Supplied text =
- - - - -

Boost logo

Boost :

Subject: Re: [boost] [locale] Formal review of Boost.Locale library EXTENDED
From: Ryou Ezoe (boostcpp_at_[hidden])
Date: 2011-04-19 16:54:25


On Tue, Apr 19, 2011 at 11:31 PM, Soares Chen Ruo Fei
<crf_at_[hidden]> wrote:
> Ryou Ezoe wrote:
>> What I want is translate() accept wchar_t const * and std::wstring as
>> a parameter. just like it accept char const * and std::string.
>> Then, it return the corresponding translated text.
>> Although the encoding of wchar_t is unspecified in the Standard.
>> In the current MS-Windows environment, it should be treated as UTF-16.
>>
>> Converting it to UTF-8 is a implementation details.
>> I don't care which UTF it internally use.
>> As long as it support real UCS(all code points defined in UCS)
>>
>> But treating it as UCS rather than binary string is better.
>>
>> Assuming we have C++0x compiler and encoding of wchar_t is UTF-16,
>> translate(u8"text"), translate(u"text"), translate(U"text") and
>> translate(L"text")
>> all returns the same mapped translated text according to the locale.
>> This is a good.
>
> I suppose that you are probably fine with the requirement that the
> supplied text must be in one of the Unicode encodings, because
> otherwise translating from text in shift-JIS or arbitrary encodings is
> probably be a mess from a technical perspective.

- - - - -

Material =
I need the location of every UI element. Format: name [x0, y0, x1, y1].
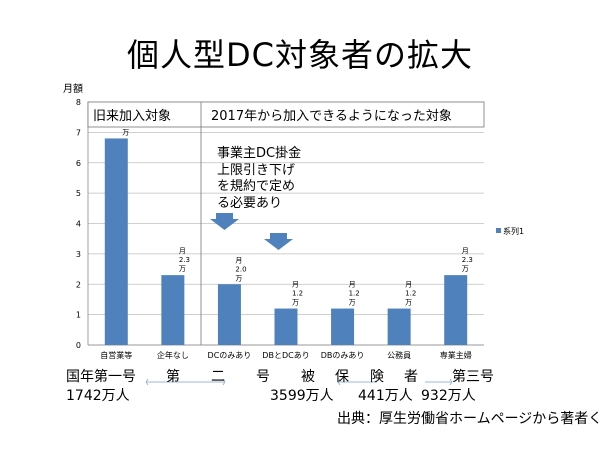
- annotation-line: 上限引き下げ: [217, 162, 296, 178]
- x-tick-label: 企年なし: [157, 350, 189, 360]
- cat2-char: 二: [211, 369, 225, 385]
- data-label: 月: [405, 281, 412, 289]
- cat2-char: 号: [256, 369, 270, 385]
- bar: [444, 275, 468, 345]
- data-label: 1.2: [292, 290, 303, 298]
- data-label: 万: [292, 299, 299, 307]
- data-label: 万: [349, 299, 356, 307]
- annotation-note: 事業主DC掛金 上限引き下げ を規約で定め る必要あり: [217, 146, 301, 212]
- y-tick-label: 5: [76, 189, 81, 198]
- bar: [217, 284, 241, 345]
- bar: [331, 308, 355, 345]
- data-label: 月: [292, 281, 299, 289]
- x-axis-labels: 自営業等 企年なし DCのみあり DBとDCあり DBのみあり 公務員 専業主婦: [100, 350, 471, 360]
- y-tick-label: 1: [76, 311, 81, 320]
- down-arrow-icon: [210, 213, 239, 230]
- cat2-count-a: 3599万人: [270, 388, 334, 404]
- legend-label: 系列1: [503, 226, 524, 236]
- data-label: 月: [349, 281, 356, 289]
- y-tick-label: 0: [76, 341, 81, 350]
- x-tick-label: 公務員: [387, 350, 411, 360]
- data-label: 月: [179, 247, 186, 255]
- cat2-char: 者: [404, 369, 418, 385]
- x-tick-label: DCのみあり: [208, 351, 252, 360]
- data-label: 万: [235, 274, 242, 282]
- data-label: 月: [462, 247, 469, 255]
- annotation-line: を規約で定め: [217, 179, 296, 194]
- data-label: 1.2: [405, 290, 416, 298]
- annotation-line: 事業主DC掛金: [217, 146, 302, 161]
- y-tick-label: 2: [76, 280, 81, 289]
- cat1-name: 国年第一号: [66, 369, 136, 385]
- group-label-new: 2017年から加入できるようになった対象: [211, 109, 452, 124]
- group-header-box: [87, 101, 485, 128]
- y-axis-title: 月額: [63, 82, 83, 95]
- group-label-old: 旧来加入対象: [93, 109, 171, 124]
- annotation-line: る必要あり: [217, 195, 283, 211]
- data-label: 2.0: [235, 265, 246, 273]
- down-arrow-icon-2: [264, 233, 293, 250]
- bar: [104, 138, 128, 345]
- bar: [274, 308, 298, 345]
- slide-title: 個人型DC対象者の拡大: [127, 36, 473, 74]
- legend-swatch: [496, 228, 501, 233]
- x-tick-label: 自営業等: [100, 350, 132, 360]
- cat1-count: 1742万人: [66, 388, 130, 404]
- x-tick-label: DBとDCあり: [262, 351, 309, 360]
- bars: [104, 138, 468, 345]
- bar: [161, 275, 185, 345]
- y-tick-label: 6: [76, 159, 81, 168]
- bar: [387, 308, 411, 345]
- cat3-name: 第三号: [452, 369, 494, 385]
- cat2-char: 険: [370, 369, 384, 385]
- x-tick-label: DBのみあり: [321, 351, 365, 360]
- data-label: 月: [235, 256, 242, 264]
- source-note: 出典：厚生労働省ホームページから著者く作成: [337, 411, 600, 427]
- data-label: 万: [405, 299, 412, 307]
- data-label: 万: [462, 265, 469, 273]
- data-label: 万: [122, 128, 129, 136]
- cat2-count-b: 441万人: [358, 388, 413, 404]
- y-tick-label: 3: [76, 250, 81, 259]
- cat2-char: 保: [335, 369, 349, 385]
- x-tick-label: 専業主婦: [440, 350, 472, 360]
- bracket-arrows: [145, 378, 453, 386]
- data-label: 万: [179, 265, 186, 273]
- y-tick-label: 4: [76, 220, 81, 229]
- y-tick-label: 7: [76, 128, 81, 137]
- data-label: 1.2: [349, 290, 360, 298]
- y-tick-label: 8: [76, 98, 81, 107]
- data-label: 2.3: [179, 256, 190, 264]
- cat2-char: 被: [301, 369, 315, 385]
- cat2-char: 第: [166, 369, 180, 385]
- cat3-count: 932万人: [421, 388, 476, 404]
- data-label: 2.3: [462, 256, 473, 264]
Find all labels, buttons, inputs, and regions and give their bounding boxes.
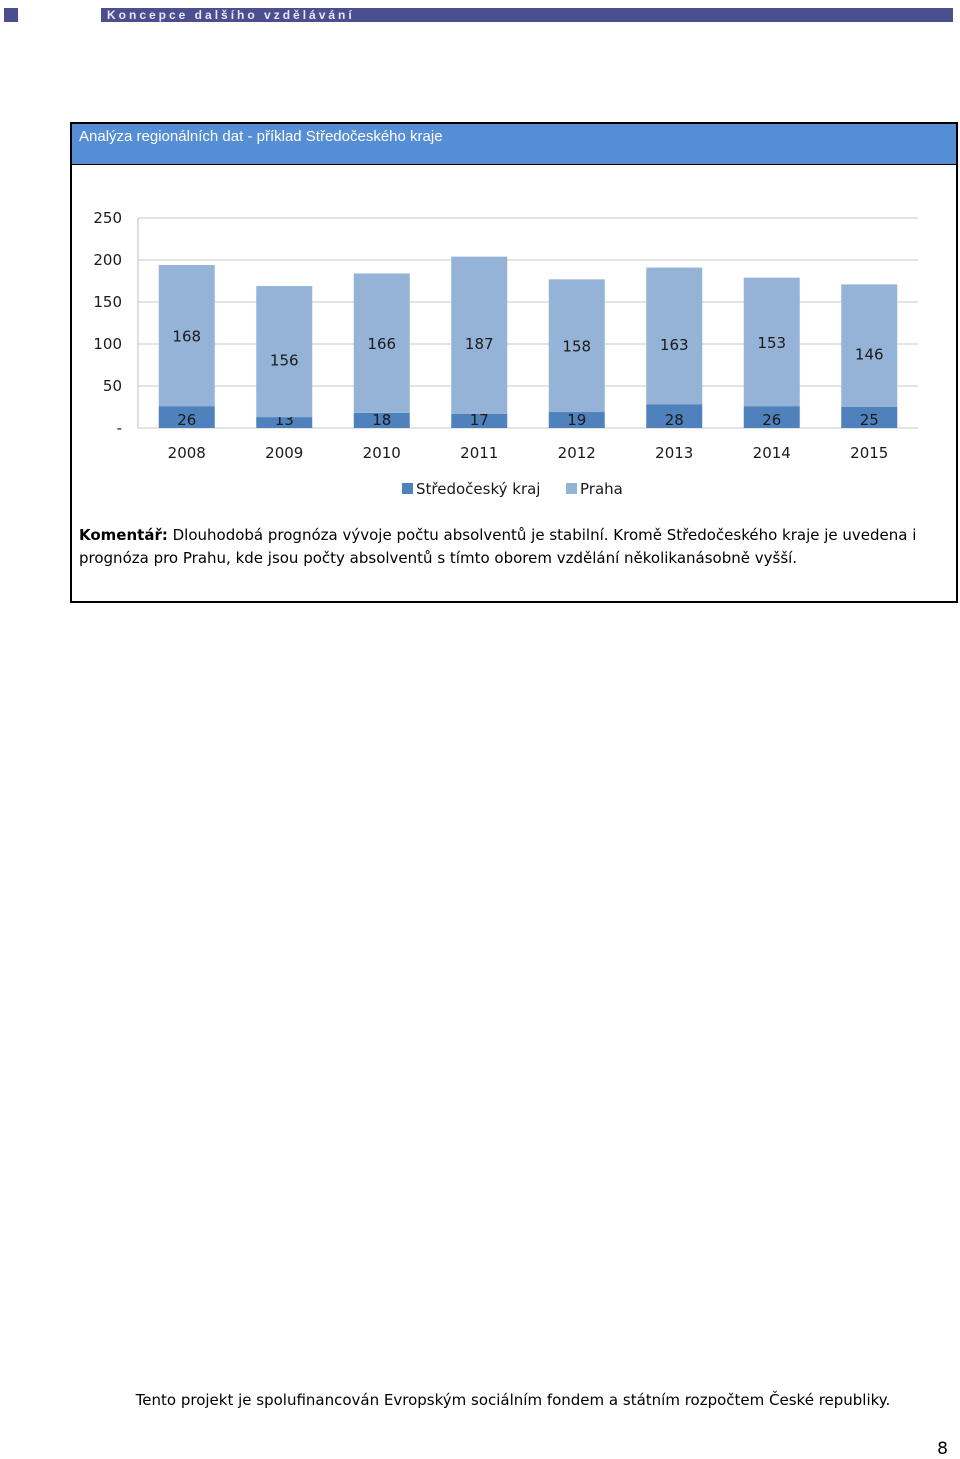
bar-stredocesky: [353, 412, 410, 428]
data-label: 158: [562, 338, 591, 356]
y-tick-label: -: [117, 419, 122, 437]
x-tick-label: 2014: [753, 444, 791, 462]
bar-stredocesky: [158, 406, 215, 428]
legend-label: Praha: [580, 480, 623, 498]
data-label: 163: [660, 336, 689, 354]
bar-praha: [743, 277, 800, 407]
legend-swatch: [566, 483, 577, 494]
data-label: 17: [470, 411, 489, 429]
bar-praha: [256, 286, 313, 418]
x-tick-label: 2012: [558, 444, 596, 462]
panel-header: Analýza regionálních dat - příklad Střed…: [72, 124, 956, 165]
panel-title: Analýza regionálních dat - příklad Střed…: [79, 128, 443, 145]
bar-stredocesky: [841, 407, 898, 428]
data-label: 168: [172, 328, 201, 346]
x-tick-label: 2011: [460, 444, 498, 462]
y-tick-label: 200: [93, 251, 122, 269]
data-label: 166: [367, 335, 396, 353]
legend-swatch: [402, 483, 413, 494]
y-tick-label: 150: [93, 293, 122, 311]
x-tick-label: 2013: [655, 444, 693, 462]
data-label: 187: [465, 335, 494, 353]
bar-praha: [158, 265, 215, 407]
data-label: 146: [855, 346, 884, 364]
header-square: [4, 8, 18, 22]
data-label: 26: [762, 411, 781, 429]
bar-praha: [353, 273, 410, 413]
y-tick-label: 250: [93, 209, 122, 227]
bar-stredocesky: [743, 406, 800, 428]
bar-praha: [451, 256, 508, 414]
data-label: 25: [860, 411, 879, 429]
bar-praha: [548, 279, 605, 413]
bar-stredocesky: [451, 413, 508, 428]
analysis-panel: Analýza regionálních dat - příklad Střed…: [70, 122, 958, 603]
page-number: 8: [937, 1439, 948, 1459]
data-label: 18: [372, 411, 391, 429]
legend-label: Středočeský kraj: [416, 480, 540, 498]
x-tick-label: 2009: [265, 444, 303, 462]
data-label: 19: [567, 411, 586, 429]
y-tick-label: 50: [103, 377, 122, 395]
comment-text: Dlouhodobá prognóza vývoje počtu absolve…: [79, 526, 917, 567]
x-tick-label: 2008: [168, 444, 206, 462]
x-tick-label: 2015: [850, 444, 888, 462]
bar-praha: [841, 284, 898, 407]
footer-note: Tento projekt je spolufinancován Evropsk…: [135, 1391, 891, 1409]
x-tick-label: 2010: [363, 444, 401, 462]
data-label: 28: [665, 411, 684, 429]
data-label: 156: [270, 352, 299, 370]
bar-stredocesky: [646, 404, 703, 428]
header-bar: Koncepce dalšího vzdělávání: [101, 8, 953, 22]
header-title: Koncepce dalšího vzdělávání: [107, 8, 355, 22]
data-label: 153: [757, 334, 786, 352]
bar-praha: [646, 267, 703, 405]
data-label: 26: [177, 411, 196, 429]
comment-label: Komentář:: [79, 526, 168, 544]
bar-stredocesky: [256, 417, 313, 428]
y-tick-label: 100: [93, 335, 122, 353]
bar-stredocesky: [548, 412, 605, 428]
comment: Komentář: Dlouhodobá prognóza vývoje poč…: [79, 524, 951, 570]
stacked-bar-chart: -501001502002502616820081315620091816620…: [93, 209, 918, 498]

- - - - -

Exercise task = Write out the passage of the Boost.Locale mailing-list post from "Subject: Re: [boost]" up to and including "treated as UTF-16.", copying it word for word.

Answer for the task =
Subject: Re: [boost] [locale] Formal review of Boost.Locale library EXTENDED
From: Ryou Ezoe (boostcpp_at_[hidden])
Date: 2011-04-19 16:54:25


On Tue, Apr 19, 2011 at 11:31 PM, Soares Chen Ruo Fei
<crf_at_[hidden]> wrote:
> Ryou Ezoe wrote:
>> What I want is translate() accept wchar_t const * and std::wstring as
>> a parameter. just like it accept char const * and std::string.
>> Then, it return the corresponding translated text.
>> Although the encoding of wchar_t is unspecified in the Standard.
>> In the current MS-Windows environment, it should be treated as UTF-16.